Dataset entries
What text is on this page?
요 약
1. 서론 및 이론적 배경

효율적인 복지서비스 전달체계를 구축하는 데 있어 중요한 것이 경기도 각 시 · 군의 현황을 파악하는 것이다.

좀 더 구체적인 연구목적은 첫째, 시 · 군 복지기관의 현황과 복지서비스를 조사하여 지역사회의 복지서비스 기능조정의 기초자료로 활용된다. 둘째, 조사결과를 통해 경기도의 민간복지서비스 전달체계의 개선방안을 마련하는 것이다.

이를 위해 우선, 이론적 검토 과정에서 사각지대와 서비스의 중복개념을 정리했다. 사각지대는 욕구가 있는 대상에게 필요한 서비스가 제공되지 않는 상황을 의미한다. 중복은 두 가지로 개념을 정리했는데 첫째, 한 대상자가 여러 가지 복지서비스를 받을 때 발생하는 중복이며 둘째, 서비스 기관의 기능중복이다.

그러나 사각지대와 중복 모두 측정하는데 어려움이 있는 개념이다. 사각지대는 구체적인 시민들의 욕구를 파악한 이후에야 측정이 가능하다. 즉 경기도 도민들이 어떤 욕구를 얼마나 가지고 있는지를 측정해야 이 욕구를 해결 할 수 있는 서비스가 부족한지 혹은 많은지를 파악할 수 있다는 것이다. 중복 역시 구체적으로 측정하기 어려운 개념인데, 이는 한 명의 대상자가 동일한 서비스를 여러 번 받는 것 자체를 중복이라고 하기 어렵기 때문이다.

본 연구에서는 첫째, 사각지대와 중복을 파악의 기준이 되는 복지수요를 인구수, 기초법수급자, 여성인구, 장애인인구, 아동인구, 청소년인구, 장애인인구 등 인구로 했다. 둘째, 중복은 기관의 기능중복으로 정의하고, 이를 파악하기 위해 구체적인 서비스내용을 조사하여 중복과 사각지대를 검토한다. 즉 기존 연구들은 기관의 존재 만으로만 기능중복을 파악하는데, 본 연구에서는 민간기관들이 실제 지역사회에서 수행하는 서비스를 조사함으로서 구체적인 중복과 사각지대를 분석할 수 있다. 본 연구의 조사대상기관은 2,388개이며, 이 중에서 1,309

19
--
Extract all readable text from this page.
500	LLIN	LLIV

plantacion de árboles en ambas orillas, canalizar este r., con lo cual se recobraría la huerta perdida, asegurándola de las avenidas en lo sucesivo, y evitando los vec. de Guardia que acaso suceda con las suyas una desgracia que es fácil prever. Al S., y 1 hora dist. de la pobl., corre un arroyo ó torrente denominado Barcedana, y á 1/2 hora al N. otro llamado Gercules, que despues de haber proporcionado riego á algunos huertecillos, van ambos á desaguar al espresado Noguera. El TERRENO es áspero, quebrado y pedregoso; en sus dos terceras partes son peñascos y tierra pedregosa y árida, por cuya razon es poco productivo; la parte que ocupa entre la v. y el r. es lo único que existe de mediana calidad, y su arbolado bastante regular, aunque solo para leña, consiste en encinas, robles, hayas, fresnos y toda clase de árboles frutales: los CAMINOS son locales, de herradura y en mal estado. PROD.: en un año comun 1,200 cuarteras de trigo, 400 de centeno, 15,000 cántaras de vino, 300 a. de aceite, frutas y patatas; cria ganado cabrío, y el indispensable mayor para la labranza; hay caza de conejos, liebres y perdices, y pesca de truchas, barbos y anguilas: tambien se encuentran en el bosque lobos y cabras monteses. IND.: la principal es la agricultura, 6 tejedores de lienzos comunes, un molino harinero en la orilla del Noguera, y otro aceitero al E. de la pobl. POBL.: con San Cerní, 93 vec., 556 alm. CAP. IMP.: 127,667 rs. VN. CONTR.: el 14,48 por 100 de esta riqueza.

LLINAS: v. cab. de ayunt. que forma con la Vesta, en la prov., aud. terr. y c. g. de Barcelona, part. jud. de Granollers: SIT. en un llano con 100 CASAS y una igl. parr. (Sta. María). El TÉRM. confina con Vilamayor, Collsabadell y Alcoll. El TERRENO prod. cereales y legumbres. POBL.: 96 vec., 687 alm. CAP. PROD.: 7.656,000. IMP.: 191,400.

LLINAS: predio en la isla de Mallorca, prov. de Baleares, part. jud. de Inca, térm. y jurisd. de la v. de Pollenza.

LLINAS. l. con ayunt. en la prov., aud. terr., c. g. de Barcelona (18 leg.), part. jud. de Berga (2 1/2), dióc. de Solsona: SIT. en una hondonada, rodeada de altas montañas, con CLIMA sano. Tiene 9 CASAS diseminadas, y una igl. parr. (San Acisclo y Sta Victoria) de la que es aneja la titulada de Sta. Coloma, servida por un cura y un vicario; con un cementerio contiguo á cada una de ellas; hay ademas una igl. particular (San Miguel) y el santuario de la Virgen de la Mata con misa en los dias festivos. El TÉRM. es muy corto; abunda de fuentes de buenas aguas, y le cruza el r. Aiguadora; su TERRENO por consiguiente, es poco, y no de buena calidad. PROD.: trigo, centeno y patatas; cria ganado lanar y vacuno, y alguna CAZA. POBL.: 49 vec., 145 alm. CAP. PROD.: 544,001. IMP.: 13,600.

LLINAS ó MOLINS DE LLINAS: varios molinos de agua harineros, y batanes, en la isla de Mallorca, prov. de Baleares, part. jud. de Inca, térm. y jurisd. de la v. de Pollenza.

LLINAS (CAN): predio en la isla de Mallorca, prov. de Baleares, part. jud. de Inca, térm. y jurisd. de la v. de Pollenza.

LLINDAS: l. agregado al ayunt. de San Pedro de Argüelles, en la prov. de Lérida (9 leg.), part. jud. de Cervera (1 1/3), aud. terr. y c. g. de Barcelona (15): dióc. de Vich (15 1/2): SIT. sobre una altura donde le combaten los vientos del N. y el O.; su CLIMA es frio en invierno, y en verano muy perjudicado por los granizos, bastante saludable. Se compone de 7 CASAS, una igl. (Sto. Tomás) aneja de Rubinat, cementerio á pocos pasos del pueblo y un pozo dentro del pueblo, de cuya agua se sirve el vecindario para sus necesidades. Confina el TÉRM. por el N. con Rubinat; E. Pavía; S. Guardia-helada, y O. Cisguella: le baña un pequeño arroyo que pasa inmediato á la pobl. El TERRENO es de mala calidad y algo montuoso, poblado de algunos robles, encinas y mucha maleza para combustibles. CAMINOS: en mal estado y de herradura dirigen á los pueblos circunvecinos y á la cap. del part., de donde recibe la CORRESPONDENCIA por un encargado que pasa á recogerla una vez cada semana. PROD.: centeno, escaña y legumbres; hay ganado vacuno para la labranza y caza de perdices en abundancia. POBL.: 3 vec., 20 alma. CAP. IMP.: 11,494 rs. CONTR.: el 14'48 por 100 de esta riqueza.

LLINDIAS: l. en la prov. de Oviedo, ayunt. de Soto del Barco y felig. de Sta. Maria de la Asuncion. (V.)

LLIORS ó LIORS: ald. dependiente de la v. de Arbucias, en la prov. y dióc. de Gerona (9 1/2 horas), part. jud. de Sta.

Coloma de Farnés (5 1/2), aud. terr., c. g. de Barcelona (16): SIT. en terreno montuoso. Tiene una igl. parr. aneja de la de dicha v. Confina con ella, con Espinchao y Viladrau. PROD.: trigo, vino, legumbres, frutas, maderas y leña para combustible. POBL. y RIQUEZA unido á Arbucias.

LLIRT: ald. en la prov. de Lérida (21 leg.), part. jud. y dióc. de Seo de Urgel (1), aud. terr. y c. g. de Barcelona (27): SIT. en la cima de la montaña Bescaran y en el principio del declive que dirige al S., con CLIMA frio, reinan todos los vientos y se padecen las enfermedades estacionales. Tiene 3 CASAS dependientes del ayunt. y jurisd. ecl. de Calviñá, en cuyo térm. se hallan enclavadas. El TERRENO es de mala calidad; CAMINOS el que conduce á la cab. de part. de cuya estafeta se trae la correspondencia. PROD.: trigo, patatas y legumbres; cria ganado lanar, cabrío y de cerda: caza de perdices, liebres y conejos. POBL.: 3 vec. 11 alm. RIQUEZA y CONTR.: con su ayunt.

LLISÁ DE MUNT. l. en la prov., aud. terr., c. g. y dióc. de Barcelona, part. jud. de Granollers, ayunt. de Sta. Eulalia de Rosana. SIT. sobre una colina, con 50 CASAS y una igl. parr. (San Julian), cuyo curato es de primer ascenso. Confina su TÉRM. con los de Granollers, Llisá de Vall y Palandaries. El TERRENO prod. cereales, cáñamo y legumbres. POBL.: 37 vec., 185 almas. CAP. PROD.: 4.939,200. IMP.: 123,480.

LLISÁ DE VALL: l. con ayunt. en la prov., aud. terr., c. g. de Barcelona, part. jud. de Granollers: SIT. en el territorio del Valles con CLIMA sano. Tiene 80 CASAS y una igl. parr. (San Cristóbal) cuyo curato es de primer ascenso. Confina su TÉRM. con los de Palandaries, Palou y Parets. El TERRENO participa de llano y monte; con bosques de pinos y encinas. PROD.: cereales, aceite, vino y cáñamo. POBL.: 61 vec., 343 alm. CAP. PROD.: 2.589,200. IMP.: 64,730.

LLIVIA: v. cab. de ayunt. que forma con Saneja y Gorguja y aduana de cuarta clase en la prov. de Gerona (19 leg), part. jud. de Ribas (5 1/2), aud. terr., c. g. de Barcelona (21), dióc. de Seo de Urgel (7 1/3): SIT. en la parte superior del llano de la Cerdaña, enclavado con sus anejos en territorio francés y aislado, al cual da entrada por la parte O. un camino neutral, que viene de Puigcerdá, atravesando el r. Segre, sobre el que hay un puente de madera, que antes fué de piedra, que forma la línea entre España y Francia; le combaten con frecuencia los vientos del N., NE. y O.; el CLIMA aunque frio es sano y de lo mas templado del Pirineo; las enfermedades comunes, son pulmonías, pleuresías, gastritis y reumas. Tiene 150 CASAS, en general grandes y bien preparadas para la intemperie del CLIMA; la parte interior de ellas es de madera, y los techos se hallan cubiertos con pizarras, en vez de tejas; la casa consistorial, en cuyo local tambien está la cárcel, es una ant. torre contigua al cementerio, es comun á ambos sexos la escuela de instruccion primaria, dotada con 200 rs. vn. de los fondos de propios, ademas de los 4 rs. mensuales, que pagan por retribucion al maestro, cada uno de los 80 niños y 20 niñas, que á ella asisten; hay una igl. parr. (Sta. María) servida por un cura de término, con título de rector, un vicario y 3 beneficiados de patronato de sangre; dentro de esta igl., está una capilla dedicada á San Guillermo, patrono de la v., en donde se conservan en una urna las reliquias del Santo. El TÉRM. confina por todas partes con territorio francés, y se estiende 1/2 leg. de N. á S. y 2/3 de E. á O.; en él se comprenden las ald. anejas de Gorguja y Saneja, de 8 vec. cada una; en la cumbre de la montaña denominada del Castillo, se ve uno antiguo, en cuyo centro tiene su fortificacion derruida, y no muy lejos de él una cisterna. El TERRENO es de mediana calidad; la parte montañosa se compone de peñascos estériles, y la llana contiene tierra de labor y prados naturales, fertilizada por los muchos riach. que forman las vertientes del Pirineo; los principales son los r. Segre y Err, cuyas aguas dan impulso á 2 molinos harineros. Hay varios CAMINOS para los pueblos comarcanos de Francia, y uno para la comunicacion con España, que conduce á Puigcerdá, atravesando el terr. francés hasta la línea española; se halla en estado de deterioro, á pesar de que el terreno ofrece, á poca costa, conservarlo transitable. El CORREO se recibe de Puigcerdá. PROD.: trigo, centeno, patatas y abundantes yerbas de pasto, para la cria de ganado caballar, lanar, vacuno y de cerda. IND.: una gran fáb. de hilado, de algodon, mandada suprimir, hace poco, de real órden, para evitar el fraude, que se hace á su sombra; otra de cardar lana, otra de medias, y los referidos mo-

* **Written problem**
Examine the listing and say how many of its lines contain the string "Arbucias". Give the number alone.

* **Expected answer**
2